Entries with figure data
[start]
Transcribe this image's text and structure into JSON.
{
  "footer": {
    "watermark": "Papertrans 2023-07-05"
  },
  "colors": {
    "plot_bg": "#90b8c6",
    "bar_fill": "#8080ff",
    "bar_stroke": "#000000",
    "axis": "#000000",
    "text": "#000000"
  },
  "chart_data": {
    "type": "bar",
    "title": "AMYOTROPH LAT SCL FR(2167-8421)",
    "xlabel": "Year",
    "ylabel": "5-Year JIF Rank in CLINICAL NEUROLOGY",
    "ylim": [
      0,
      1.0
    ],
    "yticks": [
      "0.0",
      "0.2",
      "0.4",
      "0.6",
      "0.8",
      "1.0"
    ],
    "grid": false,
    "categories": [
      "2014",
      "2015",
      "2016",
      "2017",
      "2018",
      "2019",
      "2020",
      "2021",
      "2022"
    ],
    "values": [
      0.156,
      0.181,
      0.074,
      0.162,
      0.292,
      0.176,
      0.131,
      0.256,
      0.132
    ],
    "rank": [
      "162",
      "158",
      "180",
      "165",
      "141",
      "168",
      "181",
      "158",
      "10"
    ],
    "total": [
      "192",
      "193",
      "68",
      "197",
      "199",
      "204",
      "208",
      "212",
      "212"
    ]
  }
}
[end]
Copy out the data shown above without altering anything.

[Worked answer]
Transcribe this image's text and structure into JSON.
{
  "footer": {
    "watermark": "Papertrans 2023-07-05"
  },
  "colors": {
    "plot_bg": "#90b8c6",
    "bar_fill": "#8080ff",
    "bar_stroke": "#000000",
    "axis": "#000000",
    "text": "#000000"
  },
  "chart_data": {
    "type": "bar",
    "title": "AMYOTROPH LAT SCL FR(2167-8421)",
    "xlabel": "Year",
    "ylabel": "5-Year JIF Rank in CLINICAL NEUROLOGY",
    "ylim": [
      0,
      1.0
    ],
    "yticks": [
      "0.0",
      "0.2",
      "0.4",
      "0.6",
      "0.8",
      "1.0"
    ],
    "grid": false,
    "categories": [
      "2014",
      "2015",
      "2016",
      "2017",
      "2018",
      "2019",
      "2020",
      "2021",
      "2022"
    ],
    "values": [
      0.156,
      0.181,
      0.074,
      0.162,
      0.292,
      0.176,
      0.131,
      0.256,
      0.132
    ],
    "rank": [
      "162",
      "158",
      "180",
      "165",
      "141",
      "168",
      "181",
      "158",
      "10"
    ],
    "total": [
      "192",
      "193",
      "68",
      "197",
      "199",
      "204",
      "208",
      "212",
      "212"
    ]
  }
}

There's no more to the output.